> **Instructions for the task**
Lines from the one containing "Convert this document image to plain text." through the last line of the data are to be repeated word for word, both ends included.

> **Records for this exercise**
╔══

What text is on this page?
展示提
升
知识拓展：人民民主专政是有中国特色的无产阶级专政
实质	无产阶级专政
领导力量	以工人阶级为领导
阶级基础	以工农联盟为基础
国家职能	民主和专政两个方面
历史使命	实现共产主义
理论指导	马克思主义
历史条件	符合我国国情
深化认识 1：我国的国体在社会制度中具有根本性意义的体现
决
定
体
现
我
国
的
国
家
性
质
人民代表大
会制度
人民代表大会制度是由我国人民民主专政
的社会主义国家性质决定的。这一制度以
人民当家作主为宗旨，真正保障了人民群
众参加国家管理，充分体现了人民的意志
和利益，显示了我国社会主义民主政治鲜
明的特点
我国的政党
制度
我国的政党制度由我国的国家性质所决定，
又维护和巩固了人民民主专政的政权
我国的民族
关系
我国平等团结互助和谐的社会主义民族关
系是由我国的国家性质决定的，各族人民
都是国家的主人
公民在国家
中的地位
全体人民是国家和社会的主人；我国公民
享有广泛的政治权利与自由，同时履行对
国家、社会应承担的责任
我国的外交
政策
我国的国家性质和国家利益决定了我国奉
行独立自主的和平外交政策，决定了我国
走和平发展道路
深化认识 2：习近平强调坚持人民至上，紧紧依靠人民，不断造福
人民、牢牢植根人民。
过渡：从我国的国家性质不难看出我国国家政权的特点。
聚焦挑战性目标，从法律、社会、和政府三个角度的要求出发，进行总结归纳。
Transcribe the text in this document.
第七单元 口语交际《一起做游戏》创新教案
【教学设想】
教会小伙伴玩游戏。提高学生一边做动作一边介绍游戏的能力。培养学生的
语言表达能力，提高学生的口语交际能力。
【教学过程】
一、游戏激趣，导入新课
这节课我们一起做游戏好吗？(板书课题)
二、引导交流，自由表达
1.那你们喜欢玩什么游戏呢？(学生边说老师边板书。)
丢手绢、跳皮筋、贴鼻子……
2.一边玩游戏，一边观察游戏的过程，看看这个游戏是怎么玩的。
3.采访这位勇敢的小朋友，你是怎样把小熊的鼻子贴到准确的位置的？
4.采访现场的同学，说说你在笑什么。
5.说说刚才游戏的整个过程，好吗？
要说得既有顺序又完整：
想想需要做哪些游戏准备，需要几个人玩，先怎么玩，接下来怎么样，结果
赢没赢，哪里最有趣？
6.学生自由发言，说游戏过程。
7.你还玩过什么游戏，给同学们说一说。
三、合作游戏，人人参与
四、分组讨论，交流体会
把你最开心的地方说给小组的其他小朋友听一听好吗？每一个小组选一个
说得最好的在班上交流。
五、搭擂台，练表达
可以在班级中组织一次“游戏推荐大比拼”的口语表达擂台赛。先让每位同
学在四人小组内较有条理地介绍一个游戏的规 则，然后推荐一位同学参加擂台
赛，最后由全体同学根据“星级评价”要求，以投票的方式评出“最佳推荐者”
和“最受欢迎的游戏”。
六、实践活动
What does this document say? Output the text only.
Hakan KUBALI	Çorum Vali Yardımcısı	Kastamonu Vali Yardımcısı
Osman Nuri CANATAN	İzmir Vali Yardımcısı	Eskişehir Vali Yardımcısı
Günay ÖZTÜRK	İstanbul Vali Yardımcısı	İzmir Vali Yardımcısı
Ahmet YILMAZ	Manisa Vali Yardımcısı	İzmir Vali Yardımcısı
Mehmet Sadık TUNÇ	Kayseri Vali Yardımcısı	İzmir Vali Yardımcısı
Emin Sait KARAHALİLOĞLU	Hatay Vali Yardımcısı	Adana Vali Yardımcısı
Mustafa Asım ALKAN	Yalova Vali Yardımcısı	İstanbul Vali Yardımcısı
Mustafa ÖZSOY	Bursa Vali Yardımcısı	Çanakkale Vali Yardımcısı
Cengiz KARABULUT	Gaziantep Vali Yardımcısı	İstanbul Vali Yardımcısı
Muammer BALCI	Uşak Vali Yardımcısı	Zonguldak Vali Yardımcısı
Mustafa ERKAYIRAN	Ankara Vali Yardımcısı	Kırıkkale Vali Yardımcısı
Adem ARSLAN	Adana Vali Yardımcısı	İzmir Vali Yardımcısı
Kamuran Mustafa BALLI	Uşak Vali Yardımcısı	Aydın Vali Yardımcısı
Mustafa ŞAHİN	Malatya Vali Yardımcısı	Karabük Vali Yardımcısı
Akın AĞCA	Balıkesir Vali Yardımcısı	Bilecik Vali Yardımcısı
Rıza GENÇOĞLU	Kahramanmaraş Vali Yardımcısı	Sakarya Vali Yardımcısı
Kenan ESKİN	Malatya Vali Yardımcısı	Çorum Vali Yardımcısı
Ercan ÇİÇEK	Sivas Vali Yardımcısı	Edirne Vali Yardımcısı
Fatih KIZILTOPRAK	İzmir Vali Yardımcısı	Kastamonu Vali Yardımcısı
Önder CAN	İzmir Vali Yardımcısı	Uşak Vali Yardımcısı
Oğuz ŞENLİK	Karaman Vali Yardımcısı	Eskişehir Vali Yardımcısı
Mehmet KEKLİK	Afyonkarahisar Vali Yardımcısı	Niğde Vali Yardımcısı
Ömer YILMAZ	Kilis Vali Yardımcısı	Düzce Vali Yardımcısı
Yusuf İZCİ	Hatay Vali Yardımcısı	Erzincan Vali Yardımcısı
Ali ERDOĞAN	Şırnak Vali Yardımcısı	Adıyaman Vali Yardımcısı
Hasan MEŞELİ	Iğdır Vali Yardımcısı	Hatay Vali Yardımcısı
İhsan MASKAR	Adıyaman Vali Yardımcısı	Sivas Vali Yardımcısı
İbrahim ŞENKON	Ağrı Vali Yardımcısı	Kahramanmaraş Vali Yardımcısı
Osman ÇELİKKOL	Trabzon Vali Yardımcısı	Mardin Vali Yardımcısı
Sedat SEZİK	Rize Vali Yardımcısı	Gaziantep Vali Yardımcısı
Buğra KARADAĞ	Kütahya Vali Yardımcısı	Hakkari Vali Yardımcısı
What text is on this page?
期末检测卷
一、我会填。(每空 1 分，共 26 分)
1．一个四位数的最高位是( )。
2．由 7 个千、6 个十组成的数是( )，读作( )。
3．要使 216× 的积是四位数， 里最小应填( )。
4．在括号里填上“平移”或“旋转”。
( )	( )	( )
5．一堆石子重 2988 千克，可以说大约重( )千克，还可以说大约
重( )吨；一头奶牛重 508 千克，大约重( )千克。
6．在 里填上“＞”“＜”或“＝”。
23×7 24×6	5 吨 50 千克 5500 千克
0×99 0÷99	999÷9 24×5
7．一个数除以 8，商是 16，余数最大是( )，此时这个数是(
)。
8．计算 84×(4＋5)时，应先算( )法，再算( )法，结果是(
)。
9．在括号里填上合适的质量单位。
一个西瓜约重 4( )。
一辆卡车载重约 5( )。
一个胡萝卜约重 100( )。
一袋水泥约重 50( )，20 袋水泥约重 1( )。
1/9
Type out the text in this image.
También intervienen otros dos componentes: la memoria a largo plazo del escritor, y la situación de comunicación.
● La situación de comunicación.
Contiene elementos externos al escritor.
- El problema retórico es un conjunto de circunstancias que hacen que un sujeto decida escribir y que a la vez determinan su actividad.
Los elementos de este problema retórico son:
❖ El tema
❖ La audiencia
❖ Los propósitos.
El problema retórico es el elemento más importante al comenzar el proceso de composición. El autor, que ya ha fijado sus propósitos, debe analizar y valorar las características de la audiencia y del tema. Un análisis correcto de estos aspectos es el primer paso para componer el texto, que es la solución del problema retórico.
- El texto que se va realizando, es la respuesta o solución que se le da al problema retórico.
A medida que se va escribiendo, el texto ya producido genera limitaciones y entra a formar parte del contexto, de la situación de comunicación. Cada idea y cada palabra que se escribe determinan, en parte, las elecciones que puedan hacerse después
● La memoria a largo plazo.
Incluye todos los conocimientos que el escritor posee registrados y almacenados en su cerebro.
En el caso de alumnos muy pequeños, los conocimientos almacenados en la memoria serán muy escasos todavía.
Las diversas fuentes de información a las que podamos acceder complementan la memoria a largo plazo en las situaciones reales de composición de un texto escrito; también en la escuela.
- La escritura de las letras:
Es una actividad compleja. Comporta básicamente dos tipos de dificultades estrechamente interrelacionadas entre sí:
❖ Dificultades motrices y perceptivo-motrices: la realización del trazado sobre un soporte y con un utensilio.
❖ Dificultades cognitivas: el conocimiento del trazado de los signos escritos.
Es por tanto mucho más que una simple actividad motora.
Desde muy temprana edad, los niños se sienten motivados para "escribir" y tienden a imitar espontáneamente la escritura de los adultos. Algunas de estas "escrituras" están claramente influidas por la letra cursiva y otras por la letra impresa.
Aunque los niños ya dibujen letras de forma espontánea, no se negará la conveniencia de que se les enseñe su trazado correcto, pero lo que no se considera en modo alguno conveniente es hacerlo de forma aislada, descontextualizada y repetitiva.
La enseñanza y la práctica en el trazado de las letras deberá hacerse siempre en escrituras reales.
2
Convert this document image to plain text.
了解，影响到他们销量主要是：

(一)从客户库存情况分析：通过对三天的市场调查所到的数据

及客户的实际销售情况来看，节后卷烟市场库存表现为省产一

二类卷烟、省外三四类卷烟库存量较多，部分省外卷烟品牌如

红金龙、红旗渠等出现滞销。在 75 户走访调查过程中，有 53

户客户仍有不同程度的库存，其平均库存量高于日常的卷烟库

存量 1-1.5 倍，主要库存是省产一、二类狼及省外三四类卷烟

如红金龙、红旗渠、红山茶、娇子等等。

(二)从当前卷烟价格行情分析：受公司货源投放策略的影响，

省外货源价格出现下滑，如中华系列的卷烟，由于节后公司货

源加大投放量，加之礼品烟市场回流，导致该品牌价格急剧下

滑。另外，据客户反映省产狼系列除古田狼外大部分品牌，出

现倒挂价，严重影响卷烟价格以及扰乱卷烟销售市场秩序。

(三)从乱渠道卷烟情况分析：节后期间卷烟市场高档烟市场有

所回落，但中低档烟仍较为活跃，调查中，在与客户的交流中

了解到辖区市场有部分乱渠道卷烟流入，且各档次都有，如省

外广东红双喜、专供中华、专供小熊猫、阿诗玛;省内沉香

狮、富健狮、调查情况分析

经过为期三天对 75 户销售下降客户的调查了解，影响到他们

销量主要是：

╚══

> **Written solution**
Convert this document image to plain text.
了解，影响到他们销量主要是：

(一)从客户库存情况分析：通过对三天的市场调查所到的数据

及客户的实际销售情况来看，节后卷烟市场库存表现为省产一

二类卷烟、省外三四类卷烟库存量较多，部分省外卷烟品牌如

红金龙、红旗渠等出现滞销。在 75 户走访调查过程中，有 53

户客户仍有不同程度的库存，其平均库存量高于日常的卷烟库

存量 1-1.5 倍，主要库存是省产一、二类狼及省外三四类卷烟

如红金龙、红旗渠、红山茶、娇子等等。

(二)从当前卷烟价格行情分析：受公司货源投放策略的影响，

省外货源价格出现下滑，如中华系列的卷烟，由于节后公司货

源加大投放量，加之礼品烟市场回流，导致该品牌价格急剧下

滑。另外，据客户反映省产狼系列除古田狼外大部分品牌，出

现倒挂价，严重影响卷烟价格以及扰乱卷烟销售市场秩序。

(三)从乱渠道卷烟情况分析：节后期间卷烟市场高档烟市场有

所回落，但中低档烟仍较为活跃，调查中，在与客户的交流中

了解到辖区市场有部分乱渠道卷烟流入，且各档次都有，如省

外广东红双喜、专供中华、专供小熊猫、阿诗玛;省内沉香

狮、富健狮、调查情况分析

经过为期三天对 75 户销售下降客户的调查了解，影响到他们

销量主要是：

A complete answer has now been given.